• **Objective**: Work out the number of lines with the word "limitations" in the material below, then reply with that number only.

:: Data to use ::

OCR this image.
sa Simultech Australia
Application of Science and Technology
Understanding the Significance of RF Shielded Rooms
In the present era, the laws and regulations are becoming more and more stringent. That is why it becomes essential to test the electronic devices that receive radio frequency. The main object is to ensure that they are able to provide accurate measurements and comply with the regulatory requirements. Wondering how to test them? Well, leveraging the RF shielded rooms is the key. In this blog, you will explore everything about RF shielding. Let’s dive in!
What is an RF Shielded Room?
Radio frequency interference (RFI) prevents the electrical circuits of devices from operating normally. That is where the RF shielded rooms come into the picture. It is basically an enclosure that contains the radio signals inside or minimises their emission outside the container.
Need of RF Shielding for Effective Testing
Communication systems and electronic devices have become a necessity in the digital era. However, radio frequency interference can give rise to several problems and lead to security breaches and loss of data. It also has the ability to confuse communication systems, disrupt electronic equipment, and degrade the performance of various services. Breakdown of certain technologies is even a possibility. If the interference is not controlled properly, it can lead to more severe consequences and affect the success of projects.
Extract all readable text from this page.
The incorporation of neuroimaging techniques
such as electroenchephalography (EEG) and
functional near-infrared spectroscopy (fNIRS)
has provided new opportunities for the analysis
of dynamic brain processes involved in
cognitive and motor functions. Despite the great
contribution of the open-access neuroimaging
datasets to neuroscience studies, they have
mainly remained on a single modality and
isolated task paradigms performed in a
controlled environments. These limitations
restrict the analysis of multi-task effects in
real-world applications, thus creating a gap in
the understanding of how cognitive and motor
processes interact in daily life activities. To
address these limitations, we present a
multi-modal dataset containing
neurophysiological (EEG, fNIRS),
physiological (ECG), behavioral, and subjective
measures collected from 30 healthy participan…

:::

• **Exercise output**: 2